Collected data entries
§

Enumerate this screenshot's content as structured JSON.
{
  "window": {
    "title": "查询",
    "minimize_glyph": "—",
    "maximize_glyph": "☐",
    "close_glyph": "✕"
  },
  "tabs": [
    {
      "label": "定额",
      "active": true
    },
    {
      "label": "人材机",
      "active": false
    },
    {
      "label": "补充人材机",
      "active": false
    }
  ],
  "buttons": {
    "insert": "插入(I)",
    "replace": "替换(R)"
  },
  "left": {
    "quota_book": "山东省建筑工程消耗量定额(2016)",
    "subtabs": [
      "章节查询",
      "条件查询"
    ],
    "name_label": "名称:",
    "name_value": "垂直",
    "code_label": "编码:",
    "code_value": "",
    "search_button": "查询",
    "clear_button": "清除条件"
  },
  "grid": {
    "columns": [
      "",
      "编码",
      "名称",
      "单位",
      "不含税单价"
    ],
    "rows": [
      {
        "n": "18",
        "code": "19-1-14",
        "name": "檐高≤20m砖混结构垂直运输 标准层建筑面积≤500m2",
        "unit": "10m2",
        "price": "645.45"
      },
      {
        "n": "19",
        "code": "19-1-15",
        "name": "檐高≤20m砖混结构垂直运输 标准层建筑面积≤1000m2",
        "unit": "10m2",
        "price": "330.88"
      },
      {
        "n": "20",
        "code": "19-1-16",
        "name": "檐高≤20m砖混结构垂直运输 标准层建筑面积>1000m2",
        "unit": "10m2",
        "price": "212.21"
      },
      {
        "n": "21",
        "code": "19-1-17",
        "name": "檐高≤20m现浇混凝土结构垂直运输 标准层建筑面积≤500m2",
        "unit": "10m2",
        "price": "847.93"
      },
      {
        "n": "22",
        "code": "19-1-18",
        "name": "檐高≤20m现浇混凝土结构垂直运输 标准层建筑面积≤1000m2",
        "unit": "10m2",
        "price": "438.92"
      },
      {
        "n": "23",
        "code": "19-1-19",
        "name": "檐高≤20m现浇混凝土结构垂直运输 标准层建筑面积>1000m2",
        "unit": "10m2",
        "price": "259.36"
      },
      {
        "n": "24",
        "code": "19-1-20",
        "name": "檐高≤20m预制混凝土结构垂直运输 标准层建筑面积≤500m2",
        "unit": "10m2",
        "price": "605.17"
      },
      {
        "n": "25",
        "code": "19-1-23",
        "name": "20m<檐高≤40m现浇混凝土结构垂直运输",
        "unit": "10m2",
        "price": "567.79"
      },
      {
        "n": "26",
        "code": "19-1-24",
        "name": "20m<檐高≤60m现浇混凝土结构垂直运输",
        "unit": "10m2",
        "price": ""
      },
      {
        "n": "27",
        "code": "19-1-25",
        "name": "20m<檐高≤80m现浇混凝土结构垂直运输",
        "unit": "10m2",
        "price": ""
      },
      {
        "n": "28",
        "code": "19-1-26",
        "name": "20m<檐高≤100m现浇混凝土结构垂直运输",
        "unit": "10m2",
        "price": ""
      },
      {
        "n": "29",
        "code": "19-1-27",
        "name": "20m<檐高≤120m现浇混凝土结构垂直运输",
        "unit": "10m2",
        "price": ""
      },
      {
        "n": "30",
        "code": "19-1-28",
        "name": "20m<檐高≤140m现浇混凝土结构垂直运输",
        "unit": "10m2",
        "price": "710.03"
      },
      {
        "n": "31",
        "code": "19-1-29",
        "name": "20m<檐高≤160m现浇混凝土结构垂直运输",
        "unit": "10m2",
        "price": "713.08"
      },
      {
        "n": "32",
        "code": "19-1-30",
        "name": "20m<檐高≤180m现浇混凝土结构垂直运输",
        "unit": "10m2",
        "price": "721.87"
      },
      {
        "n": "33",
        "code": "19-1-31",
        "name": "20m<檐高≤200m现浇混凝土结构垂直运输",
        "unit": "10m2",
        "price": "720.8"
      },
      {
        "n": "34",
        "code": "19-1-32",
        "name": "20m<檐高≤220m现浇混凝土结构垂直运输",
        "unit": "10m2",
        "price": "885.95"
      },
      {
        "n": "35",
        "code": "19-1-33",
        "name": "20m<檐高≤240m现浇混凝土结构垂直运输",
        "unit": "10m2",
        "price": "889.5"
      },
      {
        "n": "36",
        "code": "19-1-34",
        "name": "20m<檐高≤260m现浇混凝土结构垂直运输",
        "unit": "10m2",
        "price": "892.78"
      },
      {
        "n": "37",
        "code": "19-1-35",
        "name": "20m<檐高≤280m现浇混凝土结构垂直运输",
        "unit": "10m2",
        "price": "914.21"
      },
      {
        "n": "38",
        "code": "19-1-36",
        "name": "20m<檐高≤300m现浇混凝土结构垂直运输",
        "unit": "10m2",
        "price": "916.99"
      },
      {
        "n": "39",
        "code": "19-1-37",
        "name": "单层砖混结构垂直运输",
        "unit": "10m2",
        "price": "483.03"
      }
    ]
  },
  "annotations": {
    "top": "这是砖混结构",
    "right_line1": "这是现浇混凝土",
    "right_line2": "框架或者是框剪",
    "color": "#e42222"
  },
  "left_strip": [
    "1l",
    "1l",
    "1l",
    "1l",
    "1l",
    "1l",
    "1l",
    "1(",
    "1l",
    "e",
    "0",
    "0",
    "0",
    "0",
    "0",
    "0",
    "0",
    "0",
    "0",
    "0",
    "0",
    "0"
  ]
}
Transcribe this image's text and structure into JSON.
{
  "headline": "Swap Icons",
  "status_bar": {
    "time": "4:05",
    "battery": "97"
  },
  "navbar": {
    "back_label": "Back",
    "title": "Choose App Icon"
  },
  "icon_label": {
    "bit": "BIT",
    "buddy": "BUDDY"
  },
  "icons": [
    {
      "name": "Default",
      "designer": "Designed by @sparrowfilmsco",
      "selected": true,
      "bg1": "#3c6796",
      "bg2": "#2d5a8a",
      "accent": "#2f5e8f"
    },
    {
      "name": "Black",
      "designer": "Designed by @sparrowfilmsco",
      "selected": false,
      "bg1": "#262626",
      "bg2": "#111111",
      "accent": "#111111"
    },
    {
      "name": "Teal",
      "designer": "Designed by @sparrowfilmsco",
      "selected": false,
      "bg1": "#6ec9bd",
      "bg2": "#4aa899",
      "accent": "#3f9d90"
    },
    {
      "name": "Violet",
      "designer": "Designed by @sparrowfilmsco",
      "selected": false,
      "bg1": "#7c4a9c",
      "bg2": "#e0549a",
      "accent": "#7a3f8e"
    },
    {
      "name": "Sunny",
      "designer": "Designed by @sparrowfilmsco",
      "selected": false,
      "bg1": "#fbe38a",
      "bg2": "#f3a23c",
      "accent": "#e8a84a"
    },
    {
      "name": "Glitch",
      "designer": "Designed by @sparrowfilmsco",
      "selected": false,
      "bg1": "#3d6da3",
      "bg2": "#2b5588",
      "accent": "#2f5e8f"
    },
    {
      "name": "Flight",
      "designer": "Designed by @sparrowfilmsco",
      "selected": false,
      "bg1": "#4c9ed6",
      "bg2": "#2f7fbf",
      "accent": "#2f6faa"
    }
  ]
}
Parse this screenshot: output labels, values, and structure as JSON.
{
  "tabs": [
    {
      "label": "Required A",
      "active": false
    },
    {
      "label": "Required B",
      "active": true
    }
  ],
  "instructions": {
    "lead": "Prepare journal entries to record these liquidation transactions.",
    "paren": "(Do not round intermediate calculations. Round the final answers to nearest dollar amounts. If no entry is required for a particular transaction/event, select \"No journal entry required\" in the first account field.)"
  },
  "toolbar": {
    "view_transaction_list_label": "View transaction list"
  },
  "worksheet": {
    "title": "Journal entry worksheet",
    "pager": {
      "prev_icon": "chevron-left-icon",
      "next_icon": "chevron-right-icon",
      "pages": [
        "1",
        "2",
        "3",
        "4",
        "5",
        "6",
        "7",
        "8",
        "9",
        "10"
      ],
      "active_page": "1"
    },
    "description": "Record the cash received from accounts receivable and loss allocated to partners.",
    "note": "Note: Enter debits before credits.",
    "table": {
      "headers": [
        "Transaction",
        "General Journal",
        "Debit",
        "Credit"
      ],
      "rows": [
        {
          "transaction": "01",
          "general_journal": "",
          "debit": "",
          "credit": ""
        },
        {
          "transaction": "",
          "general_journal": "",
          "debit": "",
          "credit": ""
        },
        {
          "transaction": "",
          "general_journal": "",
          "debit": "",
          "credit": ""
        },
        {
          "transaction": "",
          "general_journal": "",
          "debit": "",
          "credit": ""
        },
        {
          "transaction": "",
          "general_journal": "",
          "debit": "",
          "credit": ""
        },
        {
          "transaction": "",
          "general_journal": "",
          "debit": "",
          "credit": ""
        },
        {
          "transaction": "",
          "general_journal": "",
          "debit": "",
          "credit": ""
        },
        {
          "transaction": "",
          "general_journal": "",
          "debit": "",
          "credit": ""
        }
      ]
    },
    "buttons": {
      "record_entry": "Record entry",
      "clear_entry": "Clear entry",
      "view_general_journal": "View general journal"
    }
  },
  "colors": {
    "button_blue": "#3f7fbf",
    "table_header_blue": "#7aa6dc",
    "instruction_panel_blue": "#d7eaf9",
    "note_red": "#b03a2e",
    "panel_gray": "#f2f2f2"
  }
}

§

WHAT IS BEING ASKED: Respond with nothing but the number of lines in the entries that contain the string "screenshot".

RESULT OF THE EXERCISE: 2